§ Stored data:
......

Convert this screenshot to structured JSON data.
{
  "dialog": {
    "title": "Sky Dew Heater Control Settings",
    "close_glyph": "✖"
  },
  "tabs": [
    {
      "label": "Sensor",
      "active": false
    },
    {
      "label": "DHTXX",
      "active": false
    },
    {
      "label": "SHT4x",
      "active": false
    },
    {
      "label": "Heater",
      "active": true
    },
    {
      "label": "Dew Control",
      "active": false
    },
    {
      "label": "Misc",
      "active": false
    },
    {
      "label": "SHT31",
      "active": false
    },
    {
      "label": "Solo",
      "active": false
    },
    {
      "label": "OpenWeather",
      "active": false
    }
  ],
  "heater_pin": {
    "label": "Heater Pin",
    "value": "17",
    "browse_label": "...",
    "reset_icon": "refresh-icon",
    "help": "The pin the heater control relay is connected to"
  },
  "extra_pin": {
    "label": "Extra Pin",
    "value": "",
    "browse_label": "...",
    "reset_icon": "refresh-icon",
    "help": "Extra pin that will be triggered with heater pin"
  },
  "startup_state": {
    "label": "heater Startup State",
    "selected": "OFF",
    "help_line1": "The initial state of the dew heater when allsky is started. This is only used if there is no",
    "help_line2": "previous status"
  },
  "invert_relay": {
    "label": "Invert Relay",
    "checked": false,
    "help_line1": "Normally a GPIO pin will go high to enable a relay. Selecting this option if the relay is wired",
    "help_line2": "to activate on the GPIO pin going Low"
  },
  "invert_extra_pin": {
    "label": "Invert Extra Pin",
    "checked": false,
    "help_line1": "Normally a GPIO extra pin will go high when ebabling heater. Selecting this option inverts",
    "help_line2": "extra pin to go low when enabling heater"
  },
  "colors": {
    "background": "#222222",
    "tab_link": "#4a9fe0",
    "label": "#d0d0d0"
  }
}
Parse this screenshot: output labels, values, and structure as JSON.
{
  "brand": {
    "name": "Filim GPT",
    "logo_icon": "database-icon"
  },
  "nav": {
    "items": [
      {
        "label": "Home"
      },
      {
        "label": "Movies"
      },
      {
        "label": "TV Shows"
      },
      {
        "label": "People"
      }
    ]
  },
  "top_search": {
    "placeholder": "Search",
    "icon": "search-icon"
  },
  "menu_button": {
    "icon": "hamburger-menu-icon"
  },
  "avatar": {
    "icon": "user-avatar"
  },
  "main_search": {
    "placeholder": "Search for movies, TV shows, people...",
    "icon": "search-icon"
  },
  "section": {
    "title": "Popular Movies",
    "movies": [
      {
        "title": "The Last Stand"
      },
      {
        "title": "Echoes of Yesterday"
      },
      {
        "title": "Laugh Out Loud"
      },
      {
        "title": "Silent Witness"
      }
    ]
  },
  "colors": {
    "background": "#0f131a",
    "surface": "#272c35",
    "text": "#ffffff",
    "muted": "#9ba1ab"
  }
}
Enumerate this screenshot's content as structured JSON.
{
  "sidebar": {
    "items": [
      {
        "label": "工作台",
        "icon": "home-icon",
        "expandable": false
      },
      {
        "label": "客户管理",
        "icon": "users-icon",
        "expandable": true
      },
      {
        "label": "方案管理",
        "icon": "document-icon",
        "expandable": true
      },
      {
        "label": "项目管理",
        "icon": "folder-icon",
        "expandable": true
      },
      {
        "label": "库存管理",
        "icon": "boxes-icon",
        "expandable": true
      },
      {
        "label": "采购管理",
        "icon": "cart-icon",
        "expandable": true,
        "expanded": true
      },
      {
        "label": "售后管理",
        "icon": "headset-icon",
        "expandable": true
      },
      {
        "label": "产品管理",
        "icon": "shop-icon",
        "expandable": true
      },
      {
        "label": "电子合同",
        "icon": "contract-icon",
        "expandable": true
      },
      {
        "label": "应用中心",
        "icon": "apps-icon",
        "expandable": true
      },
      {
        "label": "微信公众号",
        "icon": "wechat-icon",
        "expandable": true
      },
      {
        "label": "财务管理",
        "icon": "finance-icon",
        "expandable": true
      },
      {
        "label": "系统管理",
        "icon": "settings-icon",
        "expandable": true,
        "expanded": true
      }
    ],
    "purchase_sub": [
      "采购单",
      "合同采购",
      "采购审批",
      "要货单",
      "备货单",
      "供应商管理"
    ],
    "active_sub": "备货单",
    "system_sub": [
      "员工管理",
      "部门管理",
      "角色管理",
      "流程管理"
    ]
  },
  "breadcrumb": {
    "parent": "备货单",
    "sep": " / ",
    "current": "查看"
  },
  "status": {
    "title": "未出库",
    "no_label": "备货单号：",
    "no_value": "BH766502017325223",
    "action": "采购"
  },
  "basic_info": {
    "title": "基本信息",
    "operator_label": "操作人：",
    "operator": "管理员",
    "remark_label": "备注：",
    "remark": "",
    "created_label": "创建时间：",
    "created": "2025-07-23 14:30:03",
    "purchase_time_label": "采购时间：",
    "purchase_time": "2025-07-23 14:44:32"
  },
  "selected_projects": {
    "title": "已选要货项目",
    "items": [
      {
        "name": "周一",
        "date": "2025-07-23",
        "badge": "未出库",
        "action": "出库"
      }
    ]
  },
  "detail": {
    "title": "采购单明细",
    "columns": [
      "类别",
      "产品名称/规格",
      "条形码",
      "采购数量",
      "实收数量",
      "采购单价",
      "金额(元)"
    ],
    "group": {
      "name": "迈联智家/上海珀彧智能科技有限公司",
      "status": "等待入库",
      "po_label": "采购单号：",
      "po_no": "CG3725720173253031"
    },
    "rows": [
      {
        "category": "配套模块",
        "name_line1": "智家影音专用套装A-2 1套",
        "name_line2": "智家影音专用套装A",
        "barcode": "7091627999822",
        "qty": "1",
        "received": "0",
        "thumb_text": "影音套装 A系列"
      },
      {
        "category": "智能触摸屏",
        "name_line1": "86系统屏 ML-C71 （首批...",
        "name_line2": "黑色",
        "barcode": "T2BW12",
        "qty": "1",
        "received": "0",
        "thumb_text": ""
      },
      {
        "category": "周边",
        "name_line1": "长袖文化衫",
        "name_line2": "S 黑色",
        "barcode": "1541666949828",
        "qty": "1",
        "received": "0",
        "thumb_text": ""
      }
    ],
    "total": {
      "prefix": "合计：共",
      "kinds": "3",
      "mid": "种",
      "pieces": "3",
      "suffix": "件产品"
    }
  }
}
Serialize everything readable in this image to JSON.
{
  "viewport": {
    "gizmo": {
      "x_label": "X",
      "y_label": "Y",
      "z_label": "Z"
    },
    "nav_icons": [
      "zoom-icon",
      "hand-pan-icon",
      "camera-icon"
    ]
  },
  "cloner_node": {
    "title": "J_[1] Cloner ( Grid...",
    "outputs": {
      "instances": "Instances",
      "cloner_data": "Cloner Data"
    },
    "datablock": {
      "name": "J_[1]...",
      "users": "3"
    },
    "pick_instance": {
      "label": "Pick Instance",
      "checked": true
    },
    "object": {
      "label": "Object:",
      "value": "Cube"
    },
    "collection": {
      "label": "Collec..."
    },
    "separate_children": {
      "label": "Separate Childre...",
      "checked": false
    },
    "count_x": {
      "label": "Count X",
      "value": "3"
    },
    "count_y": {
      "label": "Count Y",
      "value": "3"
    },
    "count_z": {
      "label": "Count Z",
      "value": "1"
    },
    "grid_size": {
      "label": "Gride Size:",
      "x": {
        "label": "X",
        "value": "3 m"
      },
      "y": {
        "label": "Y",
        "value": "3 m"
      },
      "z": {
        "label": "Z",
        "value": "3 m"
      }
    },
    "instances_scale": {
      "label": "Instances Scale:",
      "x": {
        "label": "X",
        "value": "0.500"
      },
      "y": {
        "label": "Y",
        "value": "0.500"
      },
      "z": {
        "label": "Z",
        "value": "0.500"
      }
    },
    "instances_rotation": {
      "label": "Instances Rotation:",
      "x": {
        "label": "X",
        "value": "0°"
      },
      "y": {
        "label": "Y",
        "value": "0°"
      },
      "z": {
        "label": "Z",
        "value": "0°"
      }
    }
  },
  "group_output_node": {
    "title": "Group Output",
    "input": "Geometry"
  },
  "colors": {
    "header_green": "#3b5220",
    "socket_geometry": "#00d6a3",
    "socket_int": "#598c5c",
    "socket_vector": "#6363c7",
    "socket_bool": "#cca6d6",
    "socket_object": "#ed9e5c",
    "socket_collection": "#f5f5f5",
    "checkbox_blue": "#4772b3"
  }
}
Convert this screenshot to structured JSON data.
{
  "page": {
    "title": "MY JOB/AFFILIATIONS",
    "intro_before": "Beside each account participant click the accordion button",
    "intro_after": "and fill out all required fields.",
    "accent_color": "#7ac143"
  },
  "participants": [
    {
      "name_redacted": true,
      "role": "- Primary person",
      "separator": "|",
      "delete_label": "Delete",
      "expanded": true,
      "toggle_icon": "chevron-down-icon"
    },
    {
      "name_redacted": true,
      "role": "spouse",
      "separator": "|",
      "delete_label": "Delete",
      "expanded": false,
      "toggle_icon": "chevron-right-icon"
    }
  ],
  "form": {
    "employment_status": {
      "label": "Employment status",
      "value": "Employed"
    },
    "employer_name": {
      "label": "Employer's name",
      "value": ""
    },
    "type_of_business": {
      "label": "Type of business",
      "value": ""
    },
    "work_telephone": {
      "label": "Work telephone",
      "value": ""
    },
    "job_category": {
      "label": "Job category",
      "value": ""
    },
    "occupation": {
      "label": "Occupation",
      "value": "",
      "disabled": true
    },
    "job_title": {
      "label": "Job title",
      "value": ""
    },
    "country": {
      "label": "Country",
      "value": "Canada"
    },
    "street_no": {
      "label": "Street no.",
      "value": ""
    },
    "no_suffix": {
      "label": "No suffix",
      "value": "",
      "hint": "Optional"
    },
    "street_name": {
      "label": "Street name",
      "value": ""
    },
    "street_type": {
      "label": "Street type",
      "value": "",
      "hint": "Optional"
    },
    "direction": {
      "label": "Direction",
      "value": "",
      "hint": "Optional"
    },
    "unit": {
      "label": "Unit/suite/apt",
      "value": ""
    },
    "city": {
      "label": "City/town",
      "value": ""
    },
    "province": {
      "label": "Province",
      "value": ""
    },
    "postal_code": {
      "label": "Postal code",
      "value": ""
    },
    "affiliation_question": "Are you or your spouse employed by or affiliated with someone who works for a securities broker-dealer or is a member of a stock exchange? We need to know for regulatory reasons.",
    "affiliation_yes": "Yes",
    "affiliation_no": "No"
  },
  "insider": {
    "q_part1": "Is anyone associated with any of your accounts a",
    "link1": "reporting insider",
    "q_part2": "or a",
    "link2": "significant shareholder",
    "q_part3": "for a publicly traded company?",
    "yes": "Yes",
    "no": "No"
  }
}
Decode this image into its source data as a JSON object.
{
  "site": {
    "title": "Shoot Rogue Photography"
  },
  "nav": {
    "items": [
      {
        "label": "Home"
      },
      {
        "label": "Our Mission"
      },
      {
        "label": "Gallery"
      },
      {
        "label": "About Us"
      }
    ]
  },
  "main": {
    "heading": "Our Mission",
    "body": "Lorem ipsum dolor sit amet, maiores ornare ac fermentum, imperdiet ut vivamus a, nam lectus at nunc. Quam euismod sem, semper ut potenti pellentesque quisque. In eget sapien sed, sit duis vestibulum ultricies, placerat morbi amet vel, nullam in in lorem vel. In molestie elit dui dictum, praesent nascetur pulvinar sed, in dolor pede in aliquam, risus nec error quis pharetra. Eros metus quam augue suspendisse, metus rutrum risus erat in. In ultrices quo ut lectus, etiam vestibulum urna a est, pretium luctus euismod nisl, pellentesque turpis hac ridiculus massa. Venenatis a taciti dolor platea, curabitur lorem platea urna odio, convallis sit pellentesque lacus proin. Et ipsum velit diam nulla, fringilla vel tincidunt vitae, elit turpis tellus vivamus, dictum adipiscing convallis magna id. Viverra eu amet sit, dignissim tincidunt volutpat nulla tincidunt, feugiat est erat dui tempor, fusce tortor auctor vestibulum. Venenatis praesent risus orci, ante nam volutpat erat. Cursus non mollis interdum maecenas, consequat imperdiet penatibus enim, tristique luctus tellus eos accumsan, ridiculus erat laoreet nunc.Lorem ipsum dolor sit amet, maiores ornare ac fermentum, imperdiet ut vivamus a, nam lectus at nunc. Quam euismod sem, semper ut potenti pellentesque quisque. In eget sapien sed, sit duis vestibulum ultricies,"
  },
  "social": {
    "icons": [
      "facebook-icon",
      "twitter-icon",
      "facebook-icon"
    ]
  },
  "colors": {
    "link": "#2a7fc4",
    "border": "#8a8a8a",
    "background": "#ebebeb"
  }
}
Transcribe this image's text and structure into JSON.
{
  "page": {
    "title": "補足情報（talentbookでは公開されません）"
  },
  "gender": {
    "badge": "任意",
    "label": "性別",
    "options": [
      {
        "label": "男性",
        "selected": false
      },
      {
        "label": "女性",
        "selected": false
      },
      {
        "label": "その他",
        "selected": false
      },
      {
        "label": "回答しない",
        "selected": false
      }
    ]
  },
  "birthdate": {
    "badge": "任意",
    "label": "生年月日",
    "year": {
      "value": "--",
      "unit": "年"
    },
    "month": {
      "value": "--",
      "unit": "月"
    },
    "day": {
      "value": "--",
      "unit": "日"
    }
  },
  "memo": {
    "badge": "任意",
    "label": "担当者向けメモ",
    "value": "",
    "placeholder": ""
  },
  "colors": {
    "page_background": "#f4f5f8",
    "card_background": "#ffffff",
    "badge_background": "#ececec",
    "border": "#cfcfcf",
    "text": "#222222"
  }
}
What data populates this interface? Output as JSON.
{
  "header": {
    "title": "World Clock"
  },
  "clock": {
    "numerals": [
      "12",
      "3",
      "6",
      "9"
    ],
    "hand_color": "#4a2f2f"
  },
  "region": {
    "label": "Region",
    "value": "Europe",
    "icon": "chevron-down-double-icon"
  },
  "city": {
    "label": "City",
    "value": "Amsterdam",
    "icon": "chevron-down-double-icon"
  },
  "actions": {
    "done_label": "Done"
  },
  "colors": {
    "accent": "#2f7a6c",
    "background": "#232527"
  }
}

......

§ Exercise brief: Repeat, without change, each line of the data above from the one that contains "What data populates" through the final line, counting both.

§ Solution to this task:
What data populates this interface? Output as JSON.
{
  "header": {
    "title": "World Clock"
  },
  "clock": {
    "numerals": [
      "12",
      "3",
      "6",
      "9"
    ],
    "hand_color": "#4a2f2f"
  },
  "region": {
    "label": "Region",
    "value": "Europe",
    "icon": "chevron-down-double-icon"
  },
  "city": {
    "label": "City",
    "value": "Amsterdam",
    "icon": "chevron-down-double-icon"
  },
  "actions": {
    "done_label": "Done"
  },
  "colors": {
    "accent": "#2f7a6c",
    "background": "#232527"
  }
}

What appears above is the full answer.